> _TASK PROMPT_
Lift out each line of the data that holds "true".
** START OF SUPPLIED RECORDS **
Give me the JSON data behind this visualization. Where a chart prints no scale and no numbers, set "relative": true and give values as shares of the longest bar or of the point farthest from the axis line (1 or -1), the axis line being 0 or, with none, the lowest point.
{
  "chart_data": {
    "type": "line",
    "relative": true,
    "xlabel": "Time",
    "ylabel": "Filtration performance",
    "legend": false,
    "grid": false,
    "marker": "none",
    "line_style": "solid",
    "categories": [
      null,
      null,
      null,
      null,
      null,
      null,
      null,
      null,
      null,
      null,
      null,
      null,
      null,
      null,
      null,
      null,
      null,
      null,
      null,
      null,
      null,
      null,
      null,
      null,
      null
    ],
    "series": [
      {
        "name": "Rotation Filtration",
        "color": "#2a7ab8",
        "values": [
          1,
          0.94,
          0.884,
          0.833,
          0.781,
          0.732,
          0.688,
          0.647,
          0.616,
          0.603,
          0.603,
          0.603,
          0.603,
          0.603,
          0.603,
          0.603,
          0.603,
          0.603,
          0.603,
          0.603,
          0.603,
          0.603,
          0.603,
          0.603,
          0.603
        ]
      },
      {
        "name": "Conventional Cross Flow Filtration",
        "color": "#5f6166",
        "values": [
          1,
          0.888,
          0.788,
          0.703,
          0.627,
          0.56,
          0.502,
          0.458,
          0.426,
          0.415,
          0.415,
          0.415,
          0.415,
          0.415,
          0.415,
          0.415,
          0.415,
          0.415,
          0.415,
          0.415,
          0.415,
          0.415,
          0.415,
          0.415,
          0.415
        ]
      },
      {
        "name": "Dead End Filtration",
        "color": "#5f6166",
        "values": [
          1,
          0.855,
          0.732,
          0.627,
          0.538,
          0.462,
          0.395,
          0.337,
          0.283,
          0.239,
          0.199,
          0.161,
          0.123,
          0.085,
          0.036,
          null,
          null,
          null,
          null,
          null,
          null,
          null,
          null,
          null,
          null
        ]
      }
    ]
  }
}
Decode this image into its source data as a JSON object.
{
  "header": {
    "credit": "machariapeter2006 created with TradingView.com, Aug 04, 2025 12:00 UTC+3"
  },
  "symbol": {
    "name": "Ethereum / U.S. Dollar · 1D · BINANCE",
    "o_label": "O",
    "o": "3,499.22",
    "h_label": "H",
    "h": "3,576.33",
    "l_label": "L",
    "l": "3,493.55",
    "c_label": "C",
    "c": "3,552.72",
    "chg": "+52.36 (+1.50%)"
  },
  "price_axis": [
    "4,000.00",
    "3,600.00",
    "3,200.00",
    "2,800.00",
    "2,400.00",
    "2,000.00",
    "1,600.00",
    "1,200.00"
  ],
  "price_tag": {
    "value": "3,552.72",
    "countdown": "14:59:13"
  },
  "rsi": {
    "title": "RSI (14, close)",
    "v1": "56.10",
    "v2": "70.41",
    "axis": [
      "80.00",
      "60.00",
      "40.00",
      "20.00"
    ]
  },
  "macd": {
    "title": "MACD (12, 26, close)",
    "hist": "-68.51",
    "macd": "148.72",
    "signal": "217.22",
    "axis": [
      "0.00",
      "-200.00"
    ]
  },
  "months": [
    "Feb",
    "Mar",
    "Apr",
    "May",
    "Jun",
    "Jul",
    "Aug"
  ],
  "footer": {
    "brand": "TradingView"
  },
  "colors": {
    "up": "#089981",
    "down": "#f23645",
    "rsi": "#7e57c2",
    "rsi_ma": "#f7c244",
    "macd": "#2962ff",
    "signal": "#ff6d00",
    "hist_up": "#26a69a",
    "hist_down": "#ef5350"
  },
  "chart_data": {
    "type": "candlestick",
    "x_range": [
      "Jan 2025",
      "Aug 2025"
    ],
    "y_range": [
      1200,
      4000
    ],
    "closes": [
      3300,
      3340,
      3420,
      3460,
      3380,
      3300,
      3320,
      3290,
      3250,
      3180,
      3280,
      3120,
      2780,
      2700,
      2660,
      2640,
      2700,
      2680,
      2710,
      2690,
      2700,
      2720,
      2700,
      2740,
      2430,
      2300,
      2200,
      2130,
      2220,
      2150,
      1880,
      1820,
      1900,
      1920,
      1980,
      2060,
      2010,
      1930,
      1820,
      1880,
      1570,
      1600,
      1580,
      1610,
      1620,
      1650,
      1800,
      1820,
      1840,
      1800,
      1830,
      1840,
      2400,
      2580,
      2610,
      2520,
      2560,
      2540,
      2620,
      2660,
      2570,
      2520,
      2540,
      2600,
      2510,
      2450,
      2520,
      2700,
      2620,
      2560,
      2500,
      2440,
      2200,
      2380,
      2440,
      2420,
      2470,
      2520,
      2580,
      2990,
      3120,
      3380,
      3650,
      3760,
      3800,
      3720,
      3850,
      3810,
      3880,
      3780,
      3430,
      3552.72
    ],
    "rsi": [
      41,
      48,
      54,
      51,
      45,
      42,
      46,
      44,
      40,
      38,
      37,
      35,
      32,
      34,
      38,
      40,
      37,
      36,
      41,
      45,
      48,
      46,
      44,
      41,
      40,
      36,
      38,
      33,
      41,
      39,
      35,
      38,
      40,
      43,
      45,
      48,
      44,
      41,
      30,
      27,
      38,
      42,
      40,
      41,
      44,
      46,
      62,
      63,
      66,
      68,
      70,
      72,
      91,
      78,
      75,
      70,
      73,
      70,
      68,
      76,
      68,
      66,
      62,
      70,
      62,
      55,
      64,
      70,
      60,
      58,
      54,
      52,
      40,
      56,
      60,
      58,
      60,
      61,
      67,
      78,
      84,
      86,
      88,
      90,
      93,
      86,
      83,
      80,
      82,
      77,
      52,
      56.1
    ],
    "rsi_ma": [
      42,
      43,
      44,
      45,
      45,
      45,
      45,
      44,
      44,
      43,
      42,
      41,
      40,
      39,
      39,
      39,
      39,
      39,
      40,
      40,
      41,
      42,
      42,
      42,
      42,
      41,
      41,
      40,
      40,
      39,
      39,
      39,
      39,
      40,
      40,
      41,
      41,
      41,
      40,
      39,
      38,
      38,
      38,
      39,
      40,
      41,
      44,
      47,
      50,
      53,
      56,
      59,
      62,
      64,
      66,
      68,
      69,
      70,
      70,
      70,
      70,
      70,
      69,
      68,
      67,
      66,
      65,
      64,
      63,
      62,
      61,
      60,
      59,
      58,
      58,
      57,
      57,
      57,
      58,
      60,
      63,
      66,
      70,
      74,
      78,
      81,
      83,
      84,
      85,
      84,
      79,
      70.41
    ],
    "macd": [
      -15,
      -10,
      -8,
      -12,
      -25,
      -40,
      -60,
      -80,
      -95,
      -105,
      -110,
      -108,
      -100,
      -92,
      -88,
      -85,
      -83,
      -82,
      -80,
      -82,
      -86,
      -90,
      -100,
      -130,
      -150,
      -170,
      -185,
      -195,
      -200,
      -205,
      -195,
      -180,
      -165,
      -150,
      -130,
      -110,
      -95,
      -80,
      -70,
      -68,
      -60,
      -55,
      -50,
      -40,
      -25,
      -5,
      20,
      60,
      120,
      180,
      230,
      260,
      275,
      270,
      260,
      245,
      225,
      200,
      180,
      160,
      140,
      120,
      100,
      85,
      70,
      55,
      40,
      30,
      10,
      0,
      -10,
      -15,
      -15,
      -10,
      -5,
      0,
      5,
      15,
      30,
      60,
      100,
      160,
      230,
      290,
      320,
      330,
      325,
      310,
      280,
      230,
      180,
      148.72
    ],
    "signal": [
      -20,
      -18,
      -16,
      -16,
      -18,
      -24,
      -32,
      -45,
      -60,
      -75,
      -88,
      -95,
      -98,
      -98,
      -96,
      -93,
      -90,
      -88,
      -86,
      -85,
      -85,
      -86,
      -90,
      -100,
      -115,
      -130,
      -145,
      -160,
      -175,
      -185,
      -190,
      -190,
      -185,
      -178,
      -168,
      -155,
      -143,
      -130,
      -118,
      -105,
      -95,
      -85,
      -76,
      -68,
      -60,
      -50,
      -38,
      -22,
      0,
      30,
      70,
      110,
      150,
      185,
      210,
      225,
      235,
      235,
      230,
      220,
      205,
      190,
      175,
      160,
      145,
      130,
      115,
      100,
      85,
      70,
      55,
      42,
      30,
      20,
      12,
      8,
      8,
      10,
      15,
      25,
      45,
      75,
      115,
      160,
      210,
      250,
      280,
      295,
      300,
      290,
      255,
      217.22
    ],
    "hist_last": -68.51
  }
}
** END OF SUPPLIED RECORDS **
> _SOLUTION_
Give me the JSON data behind this visualization. Where a chart prints no scale and no numbers, set "relative": true and give values as shares of the longest bar or of the point farthest from the axis line (1 or -1), the axis line being 0 or, with none, the lowest point.
    "relative": true,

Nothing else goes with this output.